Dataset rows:
______
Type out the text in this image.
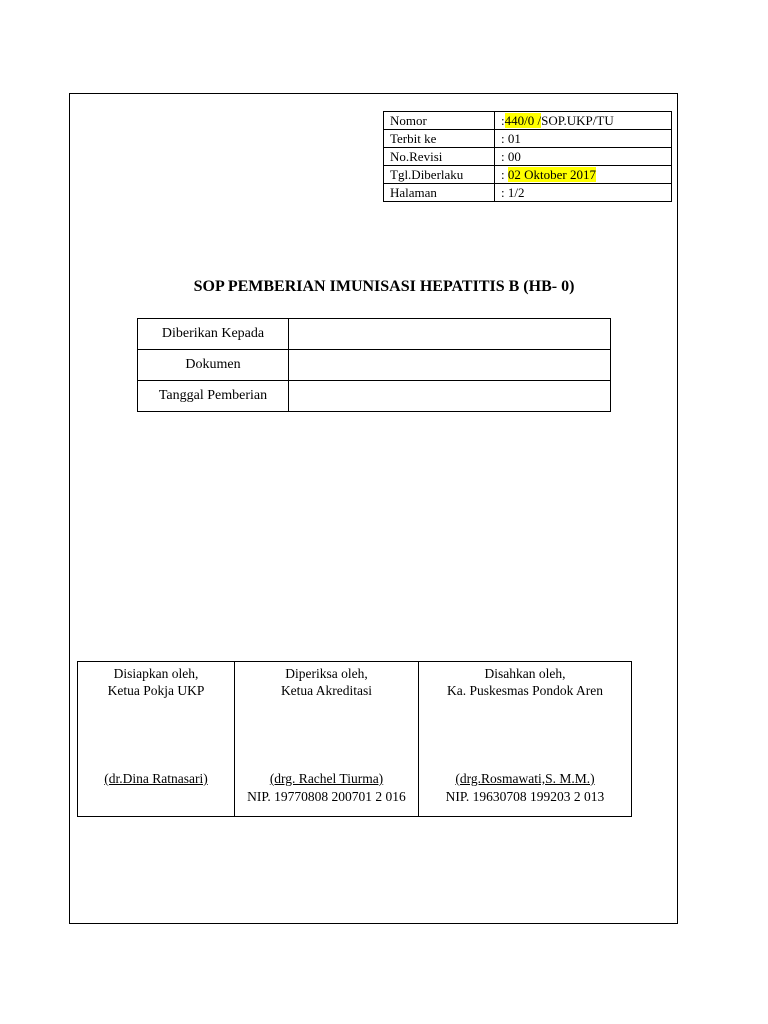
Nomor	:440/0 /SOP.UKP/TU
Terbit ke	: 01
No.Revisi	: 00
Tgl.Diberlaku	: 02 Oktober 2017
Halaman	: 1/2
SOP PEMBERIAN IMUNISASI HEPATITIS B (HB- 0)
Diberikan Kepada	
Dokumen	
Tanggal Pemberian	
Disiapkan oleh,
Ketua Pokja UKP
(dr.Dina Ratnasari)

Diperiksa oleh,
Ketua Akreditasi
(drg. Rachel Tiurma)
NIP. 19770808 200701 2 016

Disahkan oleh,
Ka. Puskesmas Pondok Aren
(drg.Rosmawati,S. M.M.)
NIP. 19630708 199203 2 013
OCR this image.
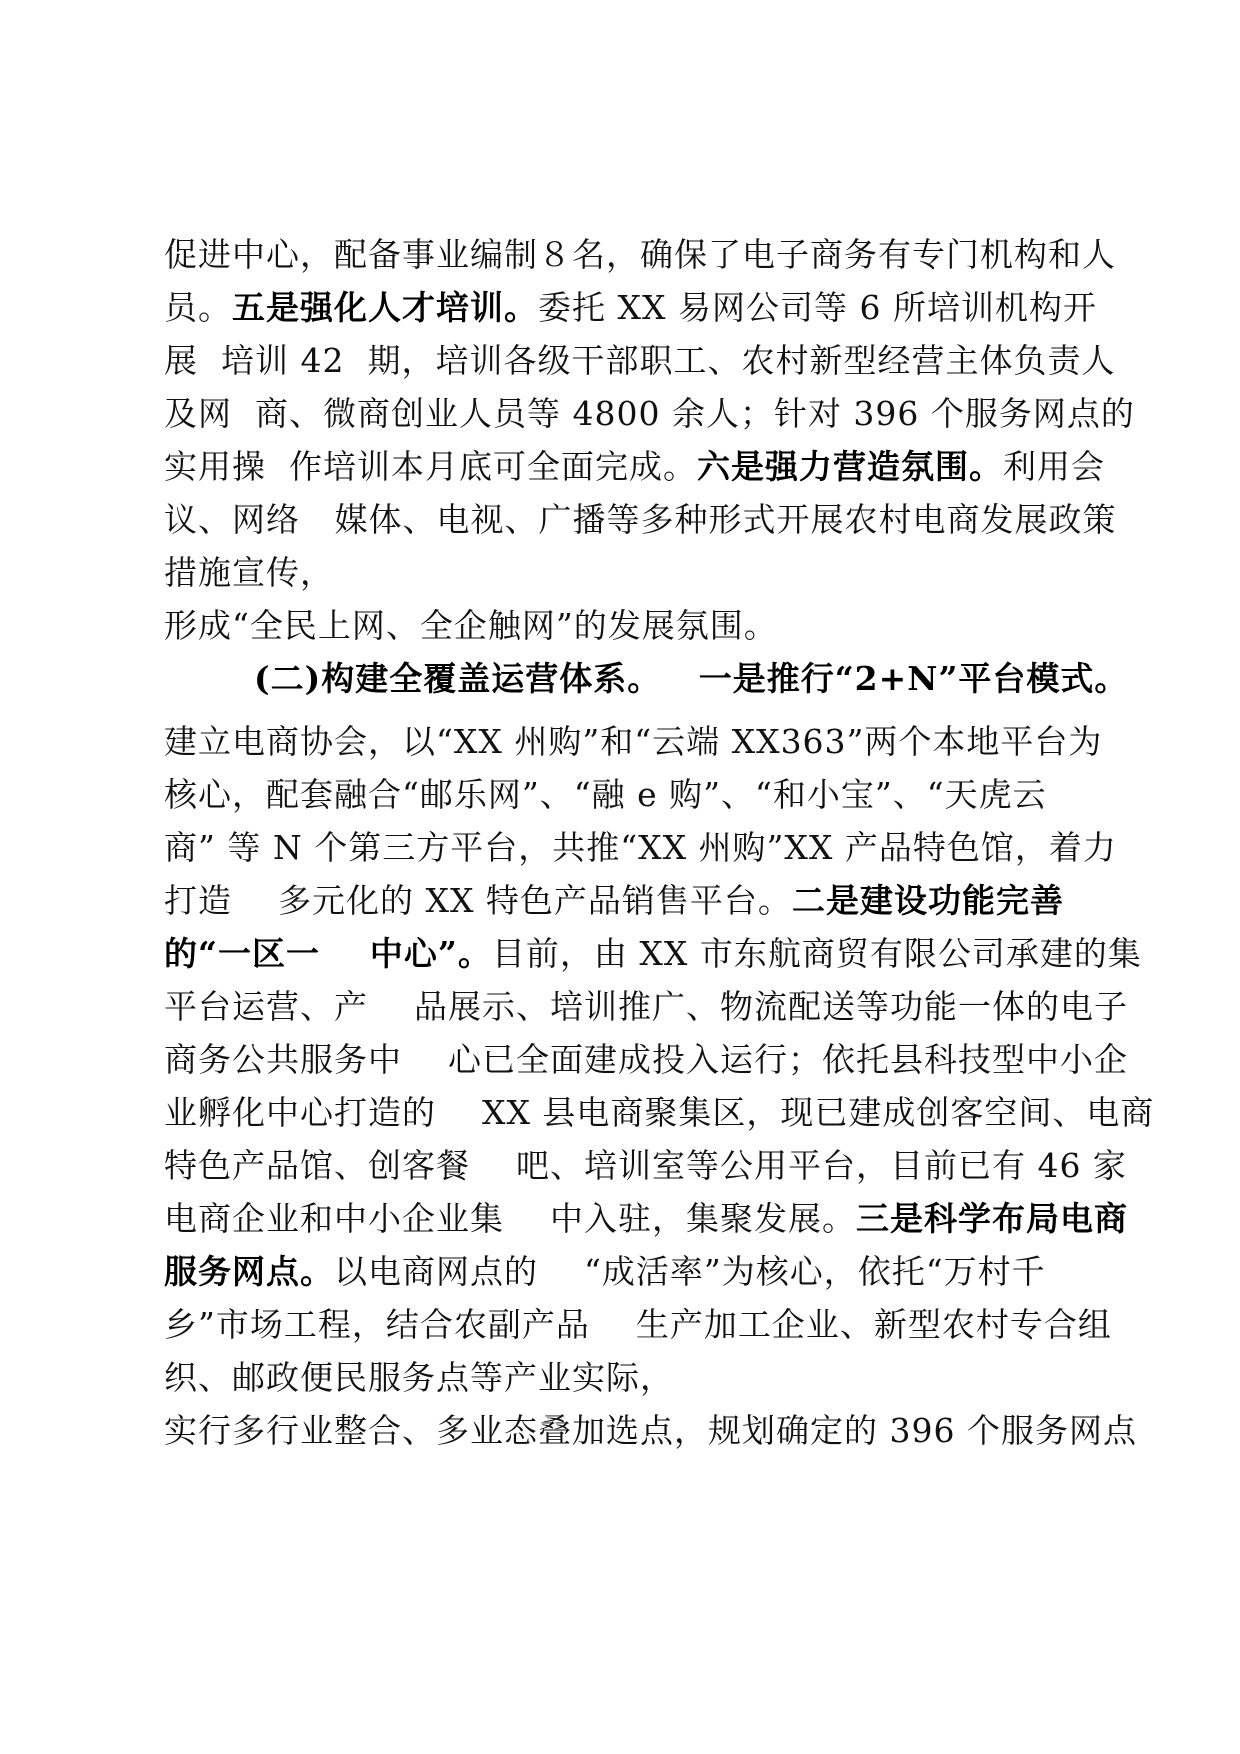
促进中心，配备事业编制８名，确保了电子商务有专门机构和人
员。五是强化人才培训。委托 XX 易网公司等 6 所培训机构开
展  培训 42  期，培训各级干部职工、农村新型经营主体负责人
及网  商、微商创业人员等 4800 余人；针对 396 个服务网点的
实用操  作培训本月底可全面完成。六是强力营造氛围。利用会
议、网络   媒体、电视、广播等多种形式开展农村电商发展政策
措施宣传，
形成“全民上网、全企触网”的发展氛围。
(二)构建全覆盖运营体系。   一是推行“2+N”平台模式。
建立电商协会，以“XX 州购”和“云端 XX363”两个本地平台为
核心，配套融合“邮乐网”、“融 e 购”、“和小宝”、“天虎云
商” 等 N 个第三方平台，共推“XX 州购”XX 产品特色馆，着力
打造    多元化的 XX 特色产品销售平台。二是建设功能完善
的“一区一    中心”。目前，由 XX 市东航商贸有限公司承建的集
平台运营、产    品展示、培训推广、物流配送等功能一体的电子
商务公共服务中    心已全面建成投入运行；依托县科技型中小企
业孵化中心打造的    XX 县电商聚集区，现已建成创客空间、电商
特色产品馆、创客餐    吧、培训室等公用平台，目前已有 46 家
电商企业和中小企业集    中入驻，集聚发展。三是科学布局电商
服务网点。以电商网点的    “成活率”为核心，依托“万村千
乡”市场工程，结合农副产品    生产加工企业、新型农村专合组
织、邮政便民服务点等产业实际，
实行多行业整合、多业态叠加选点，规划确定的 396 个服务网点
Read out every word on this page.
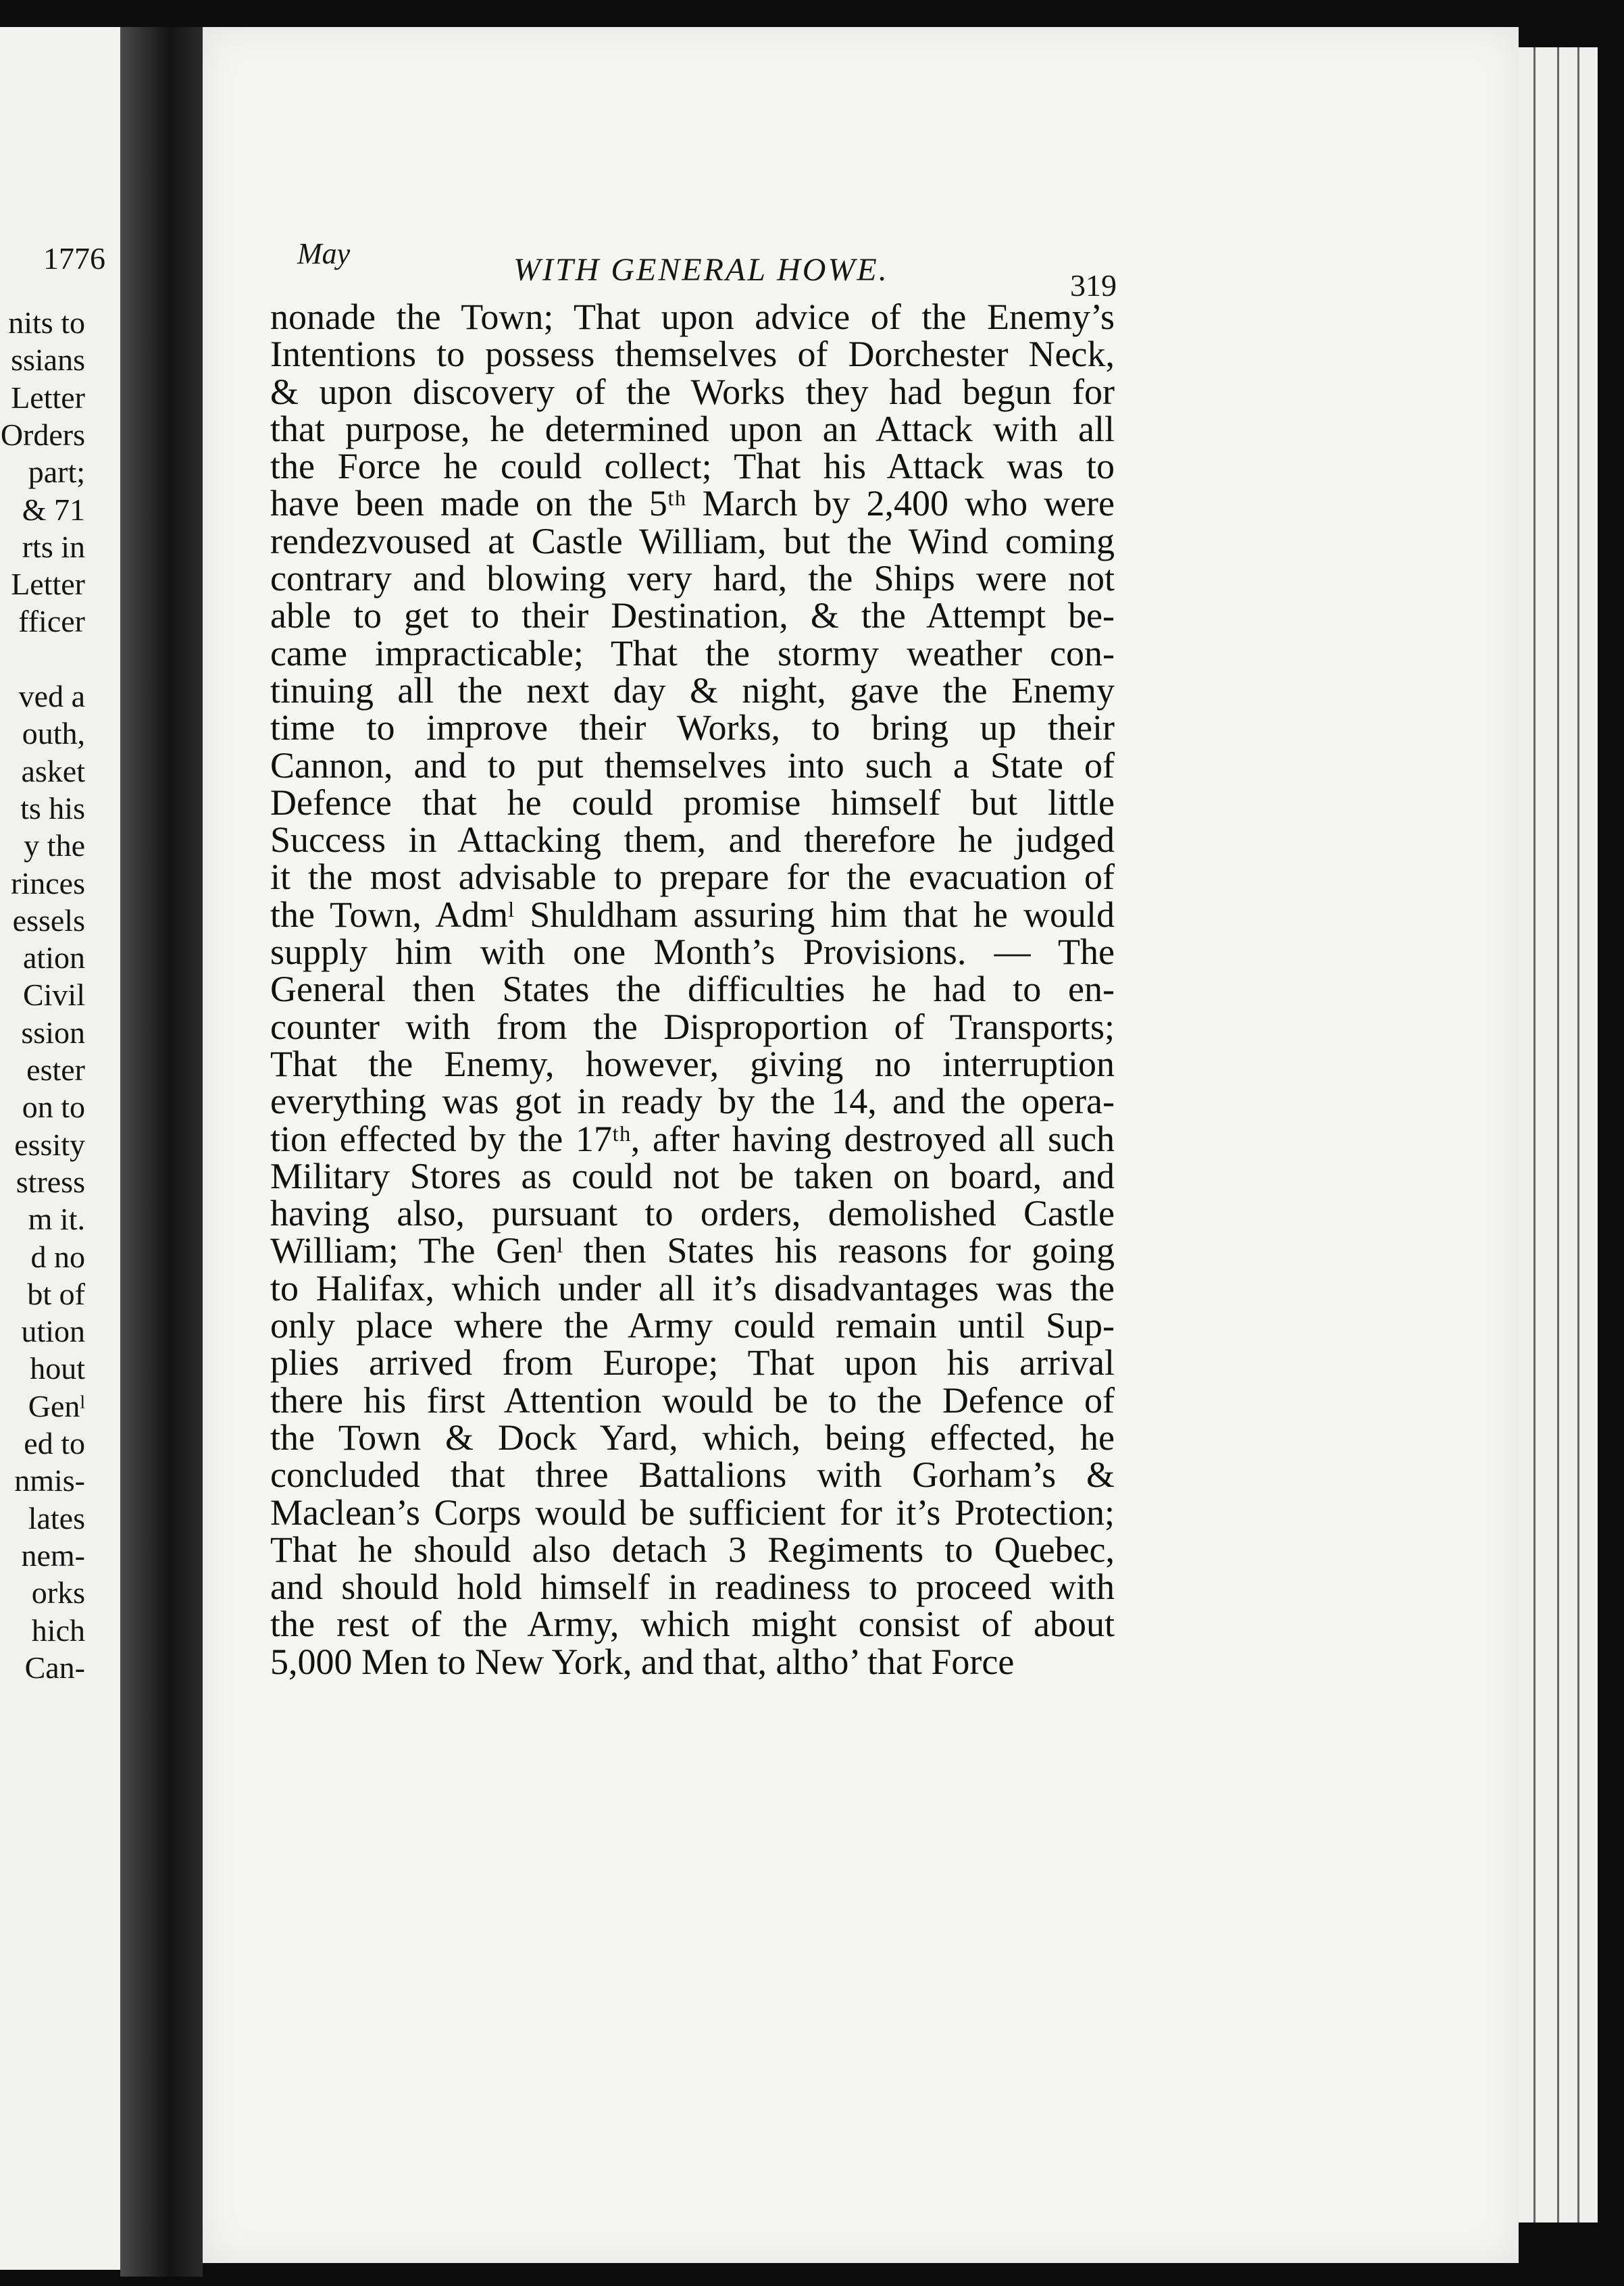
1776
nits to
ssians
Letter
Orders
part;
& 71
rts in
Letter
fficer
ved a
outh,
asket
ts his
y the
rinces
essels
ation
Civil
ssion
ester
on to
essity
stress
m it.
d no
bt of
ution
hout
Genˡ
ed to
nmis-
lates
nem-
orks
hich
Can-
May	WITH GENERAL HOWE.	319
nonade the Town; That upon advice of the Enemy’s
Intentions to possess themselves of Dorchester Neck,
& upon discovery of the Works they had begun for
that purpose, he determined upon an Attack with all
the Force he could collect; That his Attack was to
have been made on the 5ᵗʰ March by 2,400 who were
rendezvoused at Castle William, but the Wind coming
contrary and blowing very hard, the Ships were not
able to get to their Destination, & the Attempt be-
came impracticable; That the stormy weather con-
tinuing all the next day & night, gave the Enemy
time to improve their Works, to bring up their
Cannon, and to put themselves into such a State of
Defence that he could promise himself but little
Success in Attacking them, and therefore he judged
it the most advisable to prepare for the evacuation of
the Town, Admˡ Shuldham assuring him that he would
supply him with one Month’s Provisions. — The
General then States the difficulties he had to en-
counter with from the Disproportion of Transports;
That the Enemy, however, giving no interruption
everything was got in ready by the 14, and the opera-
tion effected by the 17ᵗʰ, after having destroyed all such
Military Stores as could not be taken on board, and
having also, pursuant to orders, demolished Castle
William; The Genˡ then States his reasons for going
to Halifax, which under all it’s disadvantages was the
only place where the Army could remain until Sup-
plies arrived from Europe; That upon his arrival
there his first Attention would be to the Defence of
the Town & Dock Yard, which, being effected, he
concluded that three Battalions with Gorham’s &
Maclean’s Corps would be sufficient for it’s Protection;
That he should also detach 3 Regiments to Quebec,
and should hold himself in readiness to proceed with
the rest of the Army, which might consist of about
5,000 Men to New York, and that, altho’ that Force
______
WHAT IS BEING ASKED: Transcribe the full listing character for character. Pictures are excluded.

OUTPUT FOR THIS TASK:
Type out the text in this image.
Nomor	:440/0 /SOP.UKP/TU
Terbit ke	: 01
No.Revisi	: 00
Tgl.Diberlaku	: 02 Oktober 2017
Halaman	: 1/2
SOP PEMBERIAN IMUNISASI HEPATITIS B (HB- 0)
Diberikan Kepada	
Dokumen	
Tanggal Pemberian	
Disiapkan oleh,
Ketua Pokja UKP
(dr.Dina Ratnasari)

Diperiksa oleh,
Ketua Akreditasi
(drg. Rachel Tiurma)
NIP. 19770808 200701 2 016

Disahkan oleh,
Ka. Puskesmas Pondok Aren
(drg.Rosmawati,S. M.M.)
NIP. 19630708 199203 2 013
OCR this image.
促进中心，配备事业编制８名，确保了电子商务有专门机构和人
员。五是强化人才培训。委托 XX 易网公司等 6 所培训机构开
展  培训 42  期，培训各级干部职工、农村新型经营主体负责人
及网  商、微商创业人员等 4800 余人；针对 396 个服务网点的
实用操  作培训本月底可全面完成。六是强力营造氛围。利用会
议、网络   媒体、电视、广播等多种形式开展农村电商发展政策
措施宣传，
形成“全民上网、全企触网”的发展氛围。
(二)构建全覆盖运营体系。   一是推行“2+N”平台模式。
建立电商协会，以“XX 州购”和“云端 XX363”两个本地平台为
核心，配套融合“邮乐网”、“融 e 购”、“和小宝”、“天虎云
商” 等 N 个第三方平台，共推“XX 州购”XX 产品特色馆，着力
打造    多元化的 XX 特色产品销售平台。二是建设功能完善
的“一区一    中心”。目前，由 XX 市东航商贸有限公司承建的集
平台运营、产    品展示、培训推广、物流配送等功能一体的电子
商务公共服务中    心已全面建成投入运行；依托县科技型中小企
业孵化中心打造的    XX 县电商聚集区，现已建成创客空间、电商
特色产品馆、创客餐    吧、培训室等公用平台，目前已有 46 家
电商企业和中小企业集    中入驻，集聚发展。三是科学布局电商
服务网点。以电商网点的    “成活率”为核心，依托“万村千
乡”市场工程，结合农副产品    生产加工企业、新型农村专合组
织、邮政便民服务点等产业实际，
实行多行业整合、多业态叠加选点，规划确定的 396 个服务网点
Read out every word on this page.
1776
nits to
ssians
Letter
Orders
part;
& 71
rts in
Letter
fficer
ved a
outh,
asket
ts his
y the
rinces
essels
ation
Civil
ssion
ester
on to
essity
stress
m it.
d no
bt of
ution
hout
Genˡ
ed to
nmis-
lates
nem-
orks
hich
Can-
May	WITH GENERAL HOWE.	319
nonade the Town; That upon advice of the Enemy’s
Intentions to possess themselves of Dorchester Neck,
& upon discovery of the Works they had begun for
that purpose, he determined upon an Attack with all
the Force he could collect; That his Attack was to
have been made on the 5ᵗʰ March by 2,400 who were
rendezvoused at Castle William, but the Wind coming
contrary and blowing very hard, the Ships were not
able to get to their Destination, & the Attempt be-
came impracticable; That the stormy weather con-
tinuing all the next day & night, gave the Enemy
time to improve their Works, to bring up their
Cannon, and to put themselves into such a State of
Defence that he could promise himself but little
Success in Attacking them, and therefore he judged
it the most advisable to prepare for the evacuation of
the Town, Admˡ Shuldham assuring him that he would
supply him with one Month’s Provisions. — The
General then States the difficulties he had to en-
counter with from the Disproportion of Transports;
That the Enemy, however, giving no interruption
everything was got in ready by the 14, and the opera-
tion effected by the 17ᵗʰ, after having destroyed all such
Military Stores as could not be taken on board, and
having also, pursuant to orders, demolished Castle
William; The Genˡ then States his reasons for going
to Halifax, which under all it’s disadvantages was the
only place where the Army could remain until Sup-
plies arrived from Europe; That upon his arrival
there his first Attention would be to the Defence of
the Town & Dock Yard, which, being effected, he
concluded that three Battalions with Gorham’s &
Maclean’s Corps would be sufficient for it’s Protection;
That he should also detach 3 Regiments to Quebec,
and should hold himself in readiness to proceed with
the rest of the Army, which might consist of about
5,000 Men to New York, and that, altho’ that Force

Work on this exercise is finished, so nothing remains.